◆ **Exercise details**
Identify the lines that contain the string "JSON" and copy all of them.

= = =

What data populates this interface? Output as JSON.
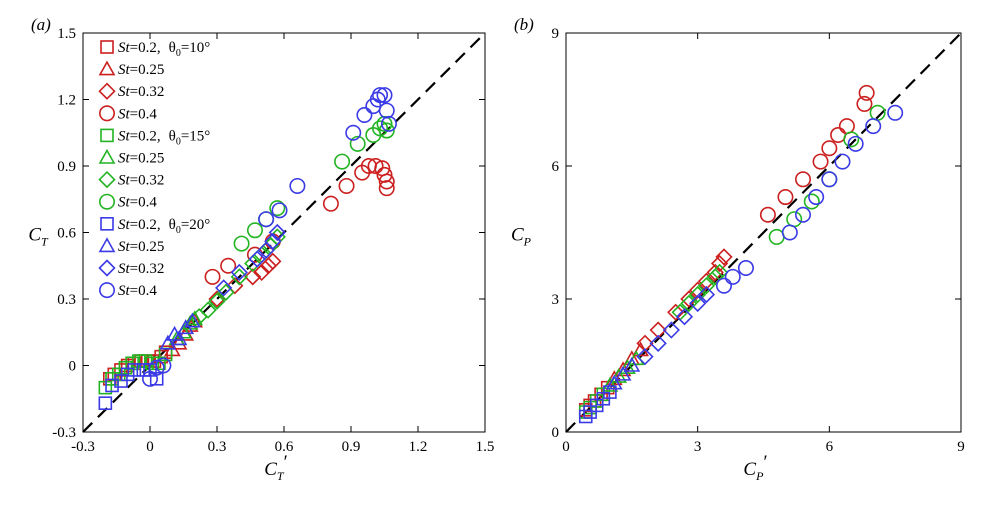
{
  "chart_data": [
    {
      "type": "scatter",
      "panel_label": "(a)",
      "xlabel": {
        "base": "C",
        "sub": "T",
        "prime": "′"
      },
      "ylabel": {
        "base": "C",
        "sub": "T",
        "prime": ""
      },
      "xlim": [
        -0.3,
        1.5
      ],
      "ylim": [
        -0.3,
        1.5
      ],
      "xticks": [
        -0.3,
        0,
        0.3,
        0.6,
        0.9,
        1.2,
        1.5
      ],
      "yticks": [
        -0.3,
        0,
        0.3,
        0.6,
        0.9,
        1.2,
        1.5
      ],
      "xtick_labels": [
        "-0.3",
        "0",
        "0.3",
        "0.6",
        "0.9",
        "1.2",
        "1.5"
      ],
      "ytick_labels": [
        "-0.3",
        "0",
        "0.3",
        "0.6",
        "0.9",
        "1.2",
        "1.5"
      ],
      "reference_line": "y = x (dashed)",
      "legend": [
        {
          "st": "St",
          "value": "=0.2,",
          "theta": "θ",
          "theta_sub": "0",
          "theta_value": "=10°",
          "marker": "square",
          "color": "#cc1f1f"
        },
        {
          "st": "St",
          "value": "=0.25",
          "marker": "triangle",
          "color": "#cc1f1f"
        },
        {
          "st": "St",
          "value": "=0.32",
          "marker": "diamond",
          "color": "#cc1f1f"
        },
        {
          "st": "St",
          "value": "=0.4",
          "marker": "circle",
          "color": "#cc1f1f"
        },
        {
          "st": "St",
          "value": "=0.2,",
          "theta": "θ",
          "theta_sub": "0",
          "theta_value": "=15°",
          "marker": "square",
          "color": "#22b422"
        },
        {
          "st": "St",
          "value": "=0.25",
          "marker": "triangle",
          "color": "#22b422"
        },
        {
          "st": "St",
          "value": "=0.32",
          "marker": "diamond",
          "color": "#22b422"
        },
        {
          "st": "St",
          "value": "=0.4",
          "marker": "circle",
          "color": "#22b422"
        },
        {
          "st": "St",
          "value": "=0.2,",
          "theta": "θ",
          "theta_sub": "0",
          "theta_value": "=20°",
          "marker": "square",
          "color": "#3a3ae6"
        },
        {
          "st": "St",
          "value": "=0.25",
          "marker": "triangle",
          "color": "#3a3ae6"
        },
        {
          "st": "St",
          "value": "=0.32",
          "marker": "diamond",
          "color": "#3a3ae6"
        },
        {
          "st": "St",
          "value": "=0.4",
          "marker": "circle",
          "color": "#3a3ae6"
        }
      ],
      "series": [
        {
          "name": "St=0.2, θ0=10°",
          "marker": "square",
          "color": "#cc1f1f",
          "x": [
            -0.18,
            -0.16,
            -0.13,
            -0.1,
            -0.07,
            -0.04,
            -0.01,
            0.02,
            0.05,
            0.07
          ],
          "y": [
            -0.06,
            -0.04,
            -0.02,
            0.0,
            0.01,
            0.02,
            0.02,
            0.02,
            0.04,
            0.06
          ]
        },
        {
          "name": "St=0.25, θ0=10°",
          "marker": "triangle",
          "color": "#cc1f1f",
          "x": [
            0.1,
            0.13,
            0.16,
            0.18,
            0.2
          ],
          "y": [
            0.07,
            0.1,
            0.14,
            0.18,
            0.2
          ]
        },
        {
          "name": "St=0.32, θ0=10°",
          "marker": "diamond",
          "color": "#cc1f1f",
          "x": [
            0.3,
            0.38,
            0.46,
            0.5,
            0.53,
            0.55
          ],
          "y": [
            0.3,
            0.36,
            0.4,
            0.42,
            0.45,
            0.47
          ]
        },
        {
          "name": "St=0.4, θ0=10°",
          "marker": "circle",
          "color": "#cc1f1f",
          "x": [
            0.28,
            0.35,
            0.47,
            0.55,
            0.81,
            0.88,
            0.95,
            0.98,
            1.01,
            1.04,
            1.05,
            1.06,
            1.06
          ],
          "y": [
            0.4,
            0.45,
            0.5,
            0.56,
            0.73,
            0.81,
            0.87,
            0.9,
            0.9,
            0.89,
            0.86,
            0.83,
            0.8
          ]
        },
        {
          "name": "St=0.2, θ0=15°",
          "marker": "square",
          "color": "#22b422",
          "x": [
            -0.2,
            -0.17,
            -0.14,
            -0.11,
            -0.08,
            -0.05,
            -0.02,
            0.01,
            0.04,
            0.07
          ],
          "y": [
            -0.1,
            -0.06,
            -0.04,
            -0.01,
            0.01,
            0.02,
            0.02,
            0.01,
            0.01,
            0.05
          ]
        },
        {
          "name": "St=0.25, θ0=15°",
          "marker": "triangle",
          "color": "#22b422",
          "x": [
            0.12,
            0.15,
            0.18,
            0.2
          ],
          "y": [
            0.12,
            0.15,
            0.19,
            0.21
          ]
        },
        {
          "name": "St=0.32, θ0=15°",
          "marker": "diamond",
          "color": "#22b422",
          "x": [
            0.22,
            0.26,
            0.3,
            0.34,
            0.4,
            0.46,
            0.5,
            0.54,
            0.57
          ],
          "y": [
            0.22,
            0.25,
            0.29,
            0.33,
            0.4,
            0.46,
            0.5,
            0.54,
            0.58
          ]
        },
        {
          "name": "St=0.4, θ0=15°",
          "marker": "circle",
          "color": "#22b422",
          "x": [
            0.41,
            0.47,
            0.52,
            0.57,
            0.86,
            0.93,
            1.0,
            1.03,
            1.05,
            1.06
          ],
          "y": [
            0.55,
            0.61,
            0.66,
            0.71,
            0.92,
            1.0,
            1.04,
            1.07,
            1.09,
            1.06
          ]
        },
        {
          "name": "St=0.2, θ0=20°",
          "marker": "square",
          "color": "#3a3ae6",
          "x": [
            -0.2,
            -0.17,
            -0.13,
            -0.1,
            -0.07,
            -0.03,
            0.0,
            0.03
          ],
          "y": [
            -0.17,
            -0.09,
            -0.07,
            -0.04,
            -0.02,
            -0.02,
            -0.02,
            -0.06
          ]
        },
        {
          "name": "St=0.25, θ0=20°",
          "marker": "triangle",
          "color": "#3a3ae6",
          "x": [
            0.08,
            0.11,
            0.13,
            0.16,
            0.19
          ],
          "y": [
            0.1,
            0.14,
            0.12,
            0.17,
            0.2
          ]
        },
        {
          "name": "St=0.32, θ0=20°",
          "marker": "diamond",
          "color": "#3a3ae6",
          "x": [
            0.33,
            0.4,
            0.48,
            0.52,
            0.55,
            0.57
          ],
          "y": [
            0.35,
            0.42,
            0.48,
            0.52,
            0.56,
            0.6
          ]
        },
        {
          "name": "St=0.4, θ0=20°",
          "marker": "circle",
          "color": "#3a3ae6",
          "x": [
            0.0,
            0.03,
            0.06,
            0.52,
            0.58,
            0.66,
            0.91,
            0.96,
            1.0,
            1.02,
            1.03,
            1.05,
            1.06,
            1.07
          ],
          "y": [
            -0.06,
            -0.01,
            0.0,
            0.66,
            0.7,
            0.81,
            1.05,
            1.13,
            1.17,
            1.2,
            1.22,
            1.22,
            1.15,
            1.09
          ]
        }
      ]
    },
    {
      "type": "scatter",
      "panel_label": "(b)",
      "xlabel": {
        "base": "C",
        "sub": "P",
        "prime": "′"
      },
      "ylabel": {
        "base": "C",
        "sub": "P",
        "prime": ""
      },
      "xlim": [
        0,
        9
      ],
      "ylim": [
        0,
        9
      ],
      "xticks": [
        0,
        3,
        6,
        9
      ],
      "yticks": [
        0,
        3,
        6,
        9
      ],
      "xtick_labels": [
        "0",
        "3",
        "6",
        "9"
      ],
      "ytick_labels": [
        "0",
        "3",
        "6",
        "9"
      ],
      "reference_line": "y = x (dashed)",
      "series": [
        {
          "name": "St=0.2, θ0=10°",
          "marker": "square",
          "color": "#cc1f1f",
          "x": [
            0.45,
            0.55,
            0.65,
            0.8,
            0.95
          ],
          "y": [
            0.5,
            0.6,
            0.7,
            0.85,
            1.0
          ]
        },
        {
          "name": "St=0.25, θ0=10°",
          "marker": "triangle",
          "color": "#cc1f1f",
          "x": [
            1.1,
            1.3,
            1.5,
            1.7
          ],
          "y": [
            1.2,
            1.4,
            1.65,
            1.85
          ]
        },
        {
          "name": "St=0.32, θ0=10°",
          "marker": "diamond",
          "color": "#cc1f1f",
          "x": [
            1.8,
            2.1,
            2.5,
            2.8,
            3.0,
            3.2,
            3.4,
            3.5,
            3.6
          ],
          "y": [
            2.0,
            2.3,
            2.7,
            3.0,
            3.2,
            3.4,
            3.6,
            3.8,
            3.95
          ]
        },
        {
          "name": "St=0.4, θ0=10°",
          "marker": "circle",
          "color": "#cc1f1f",
          "x": [
            4.6,
            5.0,
            5.4,
            5.8,
            6.0,
            6.2,
            6.4,
            6.8,
            6.85
          ],
          "y": [
            4.9,
            5.3,
            5.7,
            6.1,
            6.4,
            6.7,
            6.9,
            7.4,
            7.65
          ]
        },
        {
          "name": "St=0.2, θ0=15°",
          "marker": "square",
          "color": "#22b422",
          "x": [
            0.45,
            0.55,
            0.7,
            0.85
          ],
          "y": [
            0.45,
            0.55,
            0.7,
            0.85
          ]
        },
        {
          "name": "St=0.25, θ0=15°",
          "marker": "triangle",
          "color": "#22b422",
          "x": [
            1.0,
            1.2,
            1.4,
            1.6
          ],
          "y": [
            1.05,
            1.25,
            1.45,
            1.65
          ]
        },
        {
          "name": "St=0.32, θ0=15°",
          "marker": "diamond",
          "color": "#22b422",
          "x": [
            2.6,
            2.8,
            3.0,
            3.2,
            3.4,
            3.5
          ],
          "y": [
            2.7,
            2.9,
            3.1,
            3.3,
            3.5,
            3.6
          ]
        },
        {
          "name": "St=0.4, θ0=15°",
          "marker": "circle",
          "color": "#22b422",
          "x": [
            4.8,
            5.2,
            5.6,
            6.0,
            6.5,
            7.1
          ],
          "y": [
            4.4,
            4.8,
            5.2,
            5.7,
            6.6,
            7.2
          ]
        },
        {
          "name": "St=0.2, θ0=20°",
          "marker": "square",
          "color": "#3a3ae6",
          "x": [
            0.45,
            0.55,
            0.7,
            0.85,
            1.0
          ],
          "y": [
            0.35,
            0.45,
            0.6,
            0.75,
            0.9
          ]
        },
        {
          "name": "St=0.25, θ0=20°",
          "marker": "triangle",
          "color": "#3a3ae6",
          "x": [
            1.1,
            1.3,
            1.5
          ],
          "y": [
            1.1,
            1.3,
            1.5
          ]
        },
        {
          "name": "St=0.32, θ0=20°",
          "marker": "diamond",
          "color": "#3a3ae6",
          "x": [
            1.8,
            2.1,
            2.4,
            2.7,
            3.0,
            3.2
          ],
          "y": [
            1.7,
            2.0,
            2.3,
            2.6,
            2.9,
            3.1
          ]
        },
        {
          "name": "St=0.4, θ0=20°",
          "marker": "circle",
          "color": "#3a3ae6",
          "x": [
            3.6,
            3.8,
            4.1,
            5.1,
            5.4,
            5.7,
            6.0,
            6.3,
            6.6,
            7.0,
            7.5
          ],
          "y": [
            3.3,
            3.5,
            3.7,
            4.5,
            4.9,
            5.3,
            5.7,
            6.1,
            6.5,
            6.9,
            7.2
          ]
        }
      ]
    }
  ]
}
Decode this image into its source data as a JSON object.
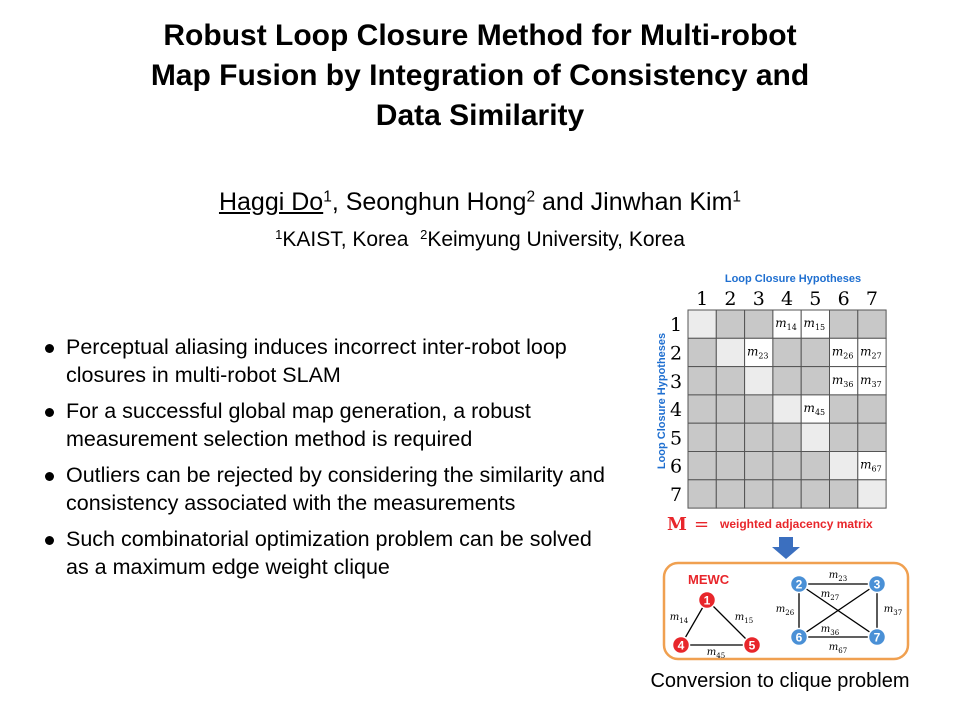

= = =

◆ **Exercise output**
What data populates this interface? Output as JSON.
Decode this image into its source data as a JSON object.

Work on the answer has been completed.